● **Exercise requirements**
In the following material, identify every line holding the string "funcionamento" and return it.

--- start ---

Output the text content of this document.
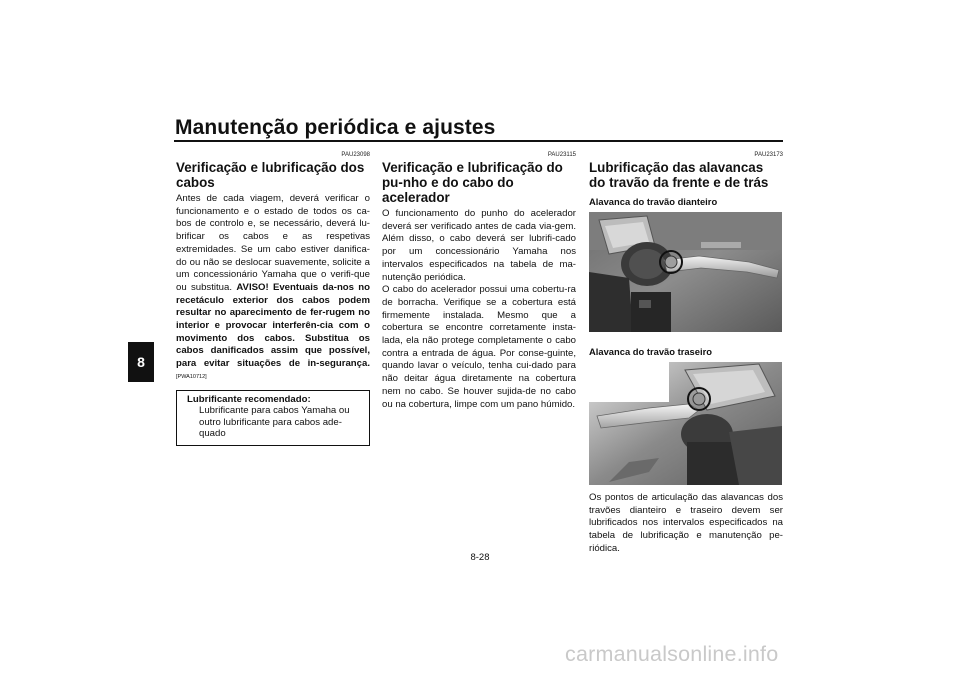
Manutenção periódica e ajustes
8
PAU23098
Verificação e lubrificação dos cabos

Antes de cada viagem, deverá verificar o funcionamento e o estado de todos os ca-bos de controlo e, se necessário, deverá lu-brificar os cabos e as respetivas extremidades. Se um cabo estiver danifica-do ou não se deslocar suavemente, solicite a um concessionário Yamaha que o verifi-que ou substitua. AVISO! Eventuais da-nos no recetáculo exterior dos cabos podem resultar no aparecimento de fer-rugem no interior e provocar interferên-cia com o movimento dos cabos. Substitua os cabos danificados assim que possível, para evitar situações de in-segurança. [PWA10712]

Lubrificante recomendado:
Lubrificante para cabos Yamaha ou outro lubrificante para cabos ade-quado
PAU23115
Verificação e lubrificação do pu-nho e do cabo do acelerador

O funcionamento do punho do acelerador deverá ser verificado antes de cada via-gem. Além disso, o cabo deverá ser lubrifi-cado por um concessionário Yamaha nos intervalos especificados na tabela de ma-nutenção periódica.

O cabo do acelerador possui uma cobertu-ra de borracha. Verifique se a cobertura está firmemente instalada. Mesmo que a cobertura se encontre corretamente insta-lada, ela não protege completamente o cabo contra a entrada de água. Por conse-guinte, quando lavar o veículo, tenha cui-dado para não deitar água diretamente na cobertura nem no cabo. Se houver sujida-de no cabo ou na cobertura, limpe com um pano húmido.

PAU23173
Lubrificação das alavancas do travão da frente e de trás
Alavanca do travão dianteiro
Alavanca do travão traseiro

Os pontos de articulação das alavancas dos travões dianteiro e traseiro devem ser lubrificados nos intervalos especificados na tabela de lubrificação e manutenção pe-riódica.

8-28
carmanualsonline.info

--- end ---

● **The result**
Antes de cada viagem, deverá verificar o funcionamento e o estado de todos os ca-bos de controlo e, se necessário, deverá lu-brificar os cabos e as respetivas extremidades. Se um cabo estiver danifica-do ou não se deslocar suavemente, solicite a um concessionário Yamaha que o verifi-que ou substitua. AVISO! Eventuais da-nos no recetáculo exterior dos cabos podem resultar no aparecimento de fer-rugem no interior e provocar interferên-cia com o movimento dos cabos. Substitua os cabos danificados assim que possível, para evitar situações de in-segurança. [PWA10712]
O funcionamento do punho do acelerador deverá ser verificado antes de cada via-gem. Além disso, o cabo deverá ser lubrifi-cado por um concessionário Yamaha nos intervalos especificados na tabela de ma-nutenção periódica.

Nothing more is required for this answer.